» **EXERCISE**: The data must be returned in full and exactly as given.

[Figure dataset records]
——

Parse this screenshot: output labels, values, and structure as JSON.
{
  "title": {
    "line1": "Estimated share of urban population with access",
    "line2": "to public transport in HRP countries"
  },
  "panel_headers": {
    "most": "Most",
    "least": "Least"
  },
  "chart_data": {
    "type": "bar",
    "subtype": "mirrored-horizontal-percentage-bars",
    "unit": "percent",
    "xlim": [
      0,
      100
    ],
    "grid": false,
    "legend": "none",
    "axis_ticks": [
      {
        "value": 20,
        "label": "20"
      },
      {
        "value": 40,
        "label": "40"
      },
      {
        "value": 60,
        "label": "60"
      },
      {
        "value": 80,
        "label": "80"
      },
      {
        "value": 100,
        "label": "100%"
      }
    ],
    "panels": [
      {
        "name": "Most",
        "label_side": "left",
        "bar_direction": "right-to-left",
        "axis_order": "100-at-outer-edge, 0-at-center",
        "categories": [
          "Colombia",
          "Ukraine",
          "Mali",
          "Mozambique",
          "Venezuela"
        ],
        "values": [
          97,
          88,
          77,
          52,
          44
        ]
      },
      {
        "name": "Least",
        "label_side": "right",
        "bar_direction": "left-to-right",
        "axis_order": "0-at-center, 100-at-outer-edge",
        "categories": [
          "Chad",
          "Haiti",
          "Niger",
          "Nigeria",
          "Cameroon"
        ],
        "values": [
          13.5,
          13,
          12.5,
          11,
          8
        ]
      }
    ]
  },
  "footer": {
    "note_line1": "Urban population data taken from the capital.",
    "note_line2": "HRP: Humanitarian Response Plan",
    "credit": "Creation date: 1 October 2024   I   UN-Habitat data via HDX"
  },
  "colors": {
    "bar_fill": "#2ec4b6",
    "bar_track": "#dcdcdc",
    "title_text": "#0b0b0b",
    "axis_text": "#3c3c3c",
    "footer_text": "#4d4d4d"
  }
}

——

» **EXERCISE OUTPUT**:
Parse this screenshot: output labels, values, and structure as JSON.
{
  "title": {
    "line1": "Estimated share of urban population with access",
    "line2": "to public transport in HRP countries"
  },
  "panel_headers": {
    "most": "Most",
    "least": "Least"
  },
  "chart_data": {
    "type": "bar",
    "subtype": "mirrored-horizontal-percentage-bars",
    "unit": "percent",
    "xlim": [
      0,
      100
    ],
    "grid": false,
    "legend": "none",
    "axis_ticks": [
      {
        "value": 20,
        "label": "20"
      },
      {
        "value": 40,
        "label": "40"
      },
      {
        "value": 60,
        "label": "60"
      },
      {
        "value": 80,
        "label": "80"
      },
      {
        "value": 100,
        "label": "100%"
      }
    ],
    "panels": [
      {
        "name": "Most",
        "label_side": "left",
        "bar_direction": "right-to-left",
        "axis_order": "100-at-outer-edge, 0-at-center",
        "categories": [
          "Colombia",
          "Ukraine",
          "Mali",
          "Mozambique",
          "Venezuela"
        ],
        "values": [
          97,
          88,
          77,
          52,
          44
        ]
      },
      {
        "name": "Least",
        "label_side": "right",
        "bar_direction": "left-to-right",
        "axis_order": "0-at-center, 100-at-outer-edge",
        "categories": [
          "Chad",
          "Haiti",
          "Niger",
          "Nigeria",
          "Cameroon"
        ],
        "values": [
          13.5,
          13,
          12.5,
          11,
          8
        ]
      }
    ]
  },
  "footer": {
    "note_line1": "Urban population data taken from the capital.",
    "note_line2": "HRP: Humanitarian Response Plan",
    "credit": "Creation date: 1 October 2024   I   UN-Habitat data via HDX"
  },
  "colors": {
    "bar_fill": "#2ec4b6",
    "bar_track": "#dcdcdc",
    "title_text": "#0b0b0b",
    "axis_text": "#3c3c3c",
    "footer_text": "#4d4d4d"
  }
}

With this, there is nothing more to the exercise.